Provided records:
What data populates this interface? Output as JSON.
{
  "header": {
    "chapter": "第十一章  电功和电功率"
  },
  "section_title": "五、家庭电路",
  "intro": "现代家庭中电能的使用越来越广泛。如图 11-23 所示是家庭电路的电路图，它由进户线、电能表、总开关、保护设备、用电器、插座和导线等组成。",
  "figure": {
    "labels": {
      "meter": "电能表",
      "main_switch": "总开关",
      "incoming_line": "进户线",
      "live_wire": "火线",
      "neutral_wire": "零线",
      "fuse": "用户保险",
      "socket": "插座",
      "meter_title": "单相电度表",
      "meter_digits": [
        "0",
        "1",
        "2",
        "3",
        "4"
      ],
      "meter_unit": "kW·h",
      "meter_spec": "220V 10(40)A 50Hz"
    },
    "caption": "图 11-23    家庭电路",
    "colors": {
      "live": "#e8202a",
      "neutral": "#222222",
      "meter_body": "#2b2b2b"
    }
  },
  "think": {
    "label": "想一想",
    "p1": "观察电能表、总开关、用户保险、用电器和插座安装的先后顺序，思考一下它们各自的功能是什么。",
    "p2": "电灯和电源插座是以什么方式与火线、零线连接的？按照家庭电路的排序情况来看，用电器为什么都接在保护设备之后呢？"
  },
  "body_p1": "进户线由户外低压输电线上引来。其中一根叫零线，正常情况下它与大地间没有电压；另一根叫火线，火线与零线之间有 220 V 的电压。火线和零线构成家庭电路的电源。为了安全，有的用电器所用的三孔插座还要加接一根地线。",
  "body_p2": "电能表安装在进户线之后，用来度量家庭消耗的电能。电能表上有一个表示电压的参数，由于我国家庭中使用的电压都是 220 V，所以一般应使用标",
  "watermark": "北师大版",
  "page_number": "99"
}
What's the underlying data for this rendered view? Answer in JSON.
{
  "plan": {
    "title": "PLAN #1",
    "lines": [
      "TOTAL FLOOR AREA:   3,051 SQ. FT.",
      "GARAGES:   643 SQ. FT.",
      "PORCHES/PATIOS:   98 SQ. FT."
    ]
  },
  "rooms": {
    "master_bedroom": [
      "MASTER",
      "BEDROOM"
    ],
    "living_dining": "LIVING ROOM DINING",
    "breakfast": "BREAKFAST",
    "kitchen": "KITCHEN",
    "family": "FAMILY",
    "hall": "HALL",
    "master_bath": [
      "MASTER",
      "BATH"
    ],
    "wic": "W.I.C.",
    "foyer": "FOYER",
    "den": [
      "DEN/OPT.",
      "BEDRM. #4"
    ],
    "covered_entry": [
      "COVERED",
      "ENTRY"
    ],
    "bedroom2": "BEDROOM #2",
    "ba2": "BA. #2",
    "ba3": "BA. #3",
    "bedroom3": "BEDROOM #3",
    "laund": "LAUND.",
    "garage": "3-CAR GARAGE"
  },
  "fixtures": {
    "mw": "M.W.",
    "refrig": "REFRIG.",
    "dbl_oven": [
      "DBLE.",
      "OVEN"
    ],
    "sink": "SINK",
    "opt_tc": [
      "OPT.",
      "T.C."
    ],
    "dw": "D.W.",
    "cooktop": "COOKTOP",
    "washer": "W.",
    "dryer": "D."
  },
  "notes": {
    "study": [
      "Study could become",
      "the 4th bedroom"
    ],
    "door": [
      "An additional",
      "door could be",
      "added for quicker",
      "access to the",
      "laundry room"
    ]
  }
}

Required work: Print out every record again, exactly and in full.

Answer to the exercise:
What data populates this interface? Output as JSON.
{
  "header": {
    "chapter": "第十一章  电功和电功率"
  },
  "section_title": "五、家庭电路",
  "intro": "现代家庭中电能的使用越来越广泛。如图 11-23 所示是家庭电路的电路图，它由进户线、电能表、总开关、保护设备、用电器、插座和导线等组成。",
  "figure": {
    "labels": {
      "meter": "电能表",
      "main_switch": "总开关",
      "incoming_line": "进户线",
      "live_wire": "火线",
      "neutral_wire": "零线",
      "fuse": "用户保险",
      "socket": "插座",
      "meter_title": "单相电度表",
      "meter_digits": [
        "0",
        "1",
        "2",
        "3",
        "4"
      ],
      "meter_unit": "kW·h",
      "meter_spec": "220V 10(40)A 50Hz"
    },
    "caption": "图 11-23    家庭电路",
    "colors": {
      "live": "#e8202a",
      "neutral": "#222222",
      "meter_body": "#2b2b2b"
    }
  },
  "think": {
    "label": "想一想",
    "p1": "观察电能表、总开关、用户保险、用电器和插座安装的先后顺序，思考一下它们各自的功能是什么。",
    "p2": "电灯和电源插座是以什么方式与火线、零线连接的？按照家庭电路的排序情况来看，用电器为什么都接在保护设备之后呢？"
  },
  "body_p1": "进户线由户外低压输电线上引来。其中一根叫零线，正常情况下它与大地间没有电压；另一根叫火线，火线与零线之间有 220 V 的电压。火线和零线构成家庭电路的电源。为了安全，有的用电器所用的三孔插座还要加接一根地线。",
  "body_p2": "电能表安装在进户线之后，用来度量家庭消耗的电能。电能表上有一个表示电压的参数，由于我国家庭中使用的电压都是 220 V，所以一般应使用标",
  "watermark": "北师大版",
  "page_number": "99"
}
What's the underlying data for this rendered view? Answer in JSON.
{
  "plan": {
    "title": "PLAN #1",
    "lines": [
      "TOTAL FLOOR AREA:   3,051 SQ. FT.",
      "GARAGES:   643 SQ. FT.",
      "PORCHES/PATIOS:   98 SQ. FT."
    ]
  },
  "rooms": {
    "master_bedroom": [
      "MASTER",
      "BEDROOM"
    ],
    "living_dining": "LIVING ROOM DINING",
    "breakfast": "BREAKFAST",
    "kitchen": "KITCHEN",
    "family": "FAMILY",
    "hall": "HALL",
    "master_bath": [
      "MASTER",
      "BATH"
    ],
    "wic": "W.I.C.",
    "foyer": "FOYER",
    "den": [
      "DEN/OPT.",
      "BEDRM. #4"
    ],
    "covered_entry": [
      "COVERED",
      "ENTRY"
    ],
    "bedroom2": "BEDROOM #2",
    "ba2": "BA. #2",
    "ba3": "BA. #3",
    "bedroom3": "BEDROOM #3",
    "laund": "LAUND.",
    "garage": "3-CAR GARAGE"
  },
  "fixtures": {
    "mw": "M.W.",
    "refrig": "REFRIG.",
    "dbl_oven": [
      "DBLE.",
      "OVEN"
    ],
    "sink": "SINK",
    "opt_tc": [
      "OPT.",
      "T.C."
    ],
    "dw": "D.W.",
    "cooktop": "COOKTOP",
    "washer": "W.",
    "dryer": "D."
  },
  "notes": {
    "study": [
      "Study could become",
      "the 4th bedroom"
    ],
    "door": [
      "An additional",
      "door could be",
      "added for quicker",
      "access to the",
      "laundry room"
    ]
  }
}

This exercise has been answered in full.